# Extracted material start

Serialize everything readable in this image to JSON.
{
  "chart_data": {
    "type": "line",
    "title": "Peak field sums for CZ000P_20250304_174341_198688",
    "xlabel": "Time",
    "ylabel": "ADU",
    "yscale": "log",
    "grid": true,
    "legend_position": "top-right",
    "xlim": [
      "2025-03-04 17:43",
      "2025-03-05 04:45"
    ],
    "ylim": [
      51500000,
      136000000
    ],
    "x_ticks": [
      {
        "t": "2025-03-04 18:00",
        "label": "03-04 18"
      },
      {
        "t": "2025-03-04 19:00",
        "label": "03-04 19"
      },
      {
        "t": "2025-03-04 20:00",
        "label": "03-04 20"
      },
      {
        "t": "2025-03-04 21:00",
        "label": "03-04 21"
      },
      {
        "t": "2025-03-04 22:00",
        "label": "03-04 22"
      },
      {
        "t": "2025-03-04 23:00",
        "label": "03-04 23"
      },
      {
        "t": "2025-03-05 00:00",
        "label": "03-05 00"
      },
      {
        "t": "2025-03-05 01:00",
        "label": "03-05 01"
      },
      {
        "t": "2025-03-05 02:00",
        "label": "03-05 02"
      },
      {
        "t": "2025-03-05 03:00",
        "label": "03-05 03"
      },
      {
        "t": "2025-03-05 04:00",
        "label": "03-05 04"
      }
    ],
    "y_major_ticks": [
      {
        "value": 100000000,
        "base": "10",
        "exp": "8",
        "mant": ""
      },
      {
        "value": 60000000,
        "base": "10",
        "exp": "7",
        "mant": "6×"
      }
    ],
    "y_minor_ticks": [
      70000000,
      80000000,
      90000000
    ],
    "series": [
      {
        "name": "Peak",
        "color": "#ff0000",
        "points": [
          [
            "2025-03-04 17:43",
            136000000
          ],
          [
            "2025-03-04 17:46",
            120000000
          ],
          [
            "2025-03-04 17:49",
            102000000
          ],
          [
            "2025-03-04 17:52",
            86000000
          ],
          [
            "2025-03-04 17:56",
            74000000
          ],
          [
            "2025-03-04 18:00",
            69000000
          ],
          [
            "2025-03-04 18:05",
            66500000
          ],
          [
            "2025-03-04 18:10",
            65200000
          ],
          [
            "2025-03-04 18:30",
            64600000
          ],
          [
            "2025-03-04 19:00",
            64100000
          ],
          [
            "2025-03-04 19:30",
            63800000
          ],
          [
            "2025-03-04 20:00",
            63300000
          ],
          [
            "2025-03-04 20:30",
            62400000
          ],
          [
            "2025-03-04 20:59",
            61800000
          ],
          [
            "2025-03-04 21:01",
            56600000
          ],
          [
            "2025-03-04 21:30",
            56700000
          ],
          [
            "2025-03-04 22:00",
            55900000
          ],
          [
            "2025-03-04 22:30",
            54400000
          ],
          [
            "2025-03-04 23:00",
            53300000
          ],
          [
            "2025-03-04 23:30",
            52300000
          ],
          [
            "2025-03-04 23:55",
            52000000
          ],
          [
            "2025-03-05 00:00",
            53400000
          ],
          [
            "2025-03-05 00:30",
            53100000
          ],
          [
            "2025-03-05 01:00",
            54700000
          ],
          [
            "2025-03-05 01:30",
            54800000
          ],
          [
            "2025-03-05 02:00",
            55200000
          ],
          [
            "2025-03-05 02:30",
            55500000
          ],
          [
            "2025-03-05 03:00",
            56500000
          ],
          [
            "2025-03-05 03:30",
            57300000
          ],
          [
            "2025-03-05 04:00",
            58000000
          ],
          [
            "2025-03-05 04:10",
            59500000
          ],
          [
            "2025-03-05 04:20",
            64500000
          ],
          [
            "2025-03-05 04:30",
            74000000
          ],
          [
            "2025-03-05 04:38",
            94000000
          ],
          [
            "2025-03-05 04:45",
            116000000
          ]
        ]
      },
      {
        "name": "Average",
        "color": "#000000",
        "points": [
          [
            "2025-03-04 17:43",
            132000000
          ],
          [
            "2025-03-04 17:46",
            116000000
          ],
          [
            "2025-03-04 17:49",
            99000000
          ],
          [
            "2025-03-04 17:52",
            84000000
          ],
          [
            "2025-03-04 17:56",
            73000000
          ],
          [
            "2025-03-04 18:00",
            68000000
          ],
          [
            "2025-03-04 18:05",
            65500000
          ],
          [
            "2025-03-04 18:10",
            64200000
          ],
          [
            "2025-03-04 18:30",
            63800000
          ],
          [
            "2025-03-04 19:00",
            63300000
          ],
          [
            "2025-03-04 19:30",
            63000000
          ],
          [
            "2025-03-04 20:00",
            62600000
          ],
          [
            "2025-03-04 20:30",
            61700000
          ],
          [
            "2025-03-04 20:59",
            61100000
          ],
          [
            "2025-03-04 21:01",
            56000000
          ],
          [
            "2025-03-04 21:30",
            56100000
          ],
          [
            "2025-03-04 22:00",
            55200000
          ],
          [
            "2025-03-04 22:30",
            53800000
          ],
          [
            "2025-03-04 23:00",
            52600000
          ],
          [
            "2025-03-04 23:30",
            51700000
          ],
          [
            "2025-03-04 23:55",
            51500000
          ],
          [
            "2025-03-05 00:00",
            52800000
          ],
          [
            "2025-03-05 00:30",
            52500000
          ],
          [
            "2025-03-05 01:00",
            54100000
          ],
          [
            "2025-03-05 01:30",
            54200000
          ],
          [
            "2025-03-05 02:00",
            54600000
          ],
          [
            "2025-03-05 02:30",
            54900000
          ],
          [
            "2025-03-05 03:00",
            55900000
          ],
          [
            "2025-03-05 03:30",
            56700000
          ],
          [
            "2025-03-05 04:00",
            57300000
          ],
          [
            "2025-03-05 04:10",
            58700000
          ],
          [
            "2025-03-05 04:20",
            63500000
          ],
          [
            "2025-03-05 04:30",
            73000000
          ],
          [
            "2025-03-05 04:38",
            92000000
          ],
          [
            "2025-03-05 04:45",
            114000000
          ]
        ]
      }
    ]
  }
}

# Extracted material end

* Set problem *
In the listing, find all lines with the string "Peak" and copy them.

* Expected answer *
    "title": "Peak field sums for CZ000P_20250304_174341_198688",
        "name": "Peak",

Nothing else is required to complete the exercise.